- _Stated task_:
In the forum thread about Linux file structures, how does the format of a PNG file on Linux compare with its format on Windows?

=== Document extract ===

Linux flle structures

Hi guys

I'll start of by saying I'm pretty new to Linux, on windows all files have a signature or magic number such as 47 49 46 38 for png files, if you open a hex editor you will also find more information out about that file, and eventually the data will start and end, the data is normally followed by trailers too.

But when I do a simple google search for file formats on a Linux system( Linux file structure) all I get is articles and editorials for the Linux file system and not the actual format types, I'm trying to make a simple parser that recognizes the file type by finding it's magic number.

I also notice that when I open a normal .txt file in a hex editor(wxhexeditor), there is absolutely no metadata, the first byte of the file is just text and again there is no trailers, it's just ASCII text data. So how do text editors such as nano,vim and other text editors open this type of text file when there is no info that even identifies them as one(text file)?

Thanks!
Last edited on
Well a PNG file on Linux has the same format as it does on Windows.

> I'm trying to make a simple parser that recognizes the file type by finding it's magic number.
Like this :)
https://www.man7.org/linux/man-pages/man1/file.1.html

> So how do text editors such as nano,vim and other text editors open this type of
> text file when there is no info that even identifies them as one(text file)?
They don't.
Which is why in simpler text editors, when you open a binary file like a PNG by mistake, all sorts of fun can happen.
But text editors aimed at programmers in particular recognise that programmers want to look at all sorts of files, so some have specific 'hex dump' modes to allow you to look at the raw bytes.
you have a misconception.
a binary file uses all 0-255 values for any given byte.
a text file uses a subset of those, the printable characters.
so what happens?
say you had this 64 bit integer and wrote it to a file 9223372036854775808
in a text file, you write "9223372036854775808"

=== Dataset records ===

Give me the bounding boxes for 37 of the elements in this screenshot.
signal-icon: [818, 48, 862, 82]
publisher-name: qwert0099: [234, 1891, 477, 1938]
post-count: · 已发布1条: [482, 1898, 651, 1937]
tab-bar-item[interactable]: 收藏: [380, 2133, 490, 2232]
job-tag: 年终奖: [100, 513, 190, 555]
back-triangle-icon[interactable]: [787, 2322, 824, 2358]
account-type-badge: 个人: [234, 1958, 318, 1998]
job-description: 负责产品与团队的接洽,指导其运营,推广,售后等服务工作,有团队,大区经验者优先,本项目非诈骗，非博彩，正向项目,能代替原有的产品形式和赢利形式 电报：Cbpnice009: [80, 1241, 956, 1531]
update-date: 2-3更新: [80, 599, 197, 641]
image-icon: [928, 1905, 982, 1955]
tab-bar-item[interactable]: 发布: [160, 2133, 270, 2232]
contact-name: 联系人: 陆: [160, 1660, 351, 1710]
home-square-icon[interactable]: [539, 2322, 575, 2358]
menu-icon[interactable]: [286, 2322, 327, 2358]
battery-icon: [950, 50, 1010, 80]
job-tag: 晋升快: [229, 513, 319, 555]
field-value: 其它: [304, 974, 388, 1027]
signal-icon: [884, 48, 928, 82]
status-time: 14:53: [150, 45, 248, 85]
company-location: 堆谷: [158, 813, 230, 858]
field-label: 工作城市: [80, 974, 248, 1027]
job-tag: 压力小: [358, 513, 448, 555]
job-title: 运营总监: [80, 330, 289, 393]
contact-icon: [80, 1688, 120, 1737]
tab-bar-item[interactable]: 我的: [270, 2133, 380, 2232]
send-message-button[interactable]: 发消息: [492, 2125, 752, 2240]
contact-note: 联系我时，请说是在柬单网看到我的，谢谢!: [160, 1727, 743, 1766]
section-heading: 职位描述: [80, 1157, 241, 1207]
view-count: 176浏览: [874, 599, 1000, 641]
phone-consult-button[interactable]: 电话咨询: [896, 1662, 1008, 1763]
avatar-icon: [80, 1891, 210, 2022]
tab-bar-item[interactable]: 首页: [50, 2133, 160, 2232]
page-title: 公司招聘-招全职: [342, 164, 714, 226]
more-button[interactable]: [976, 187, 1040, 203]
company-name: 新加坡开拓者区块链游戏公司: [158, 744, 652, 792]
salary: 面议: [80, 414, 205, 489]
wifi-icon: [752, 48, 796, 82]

===

- _Solution for this task_:
A PNG file on Linux has the same format as it does on Windows.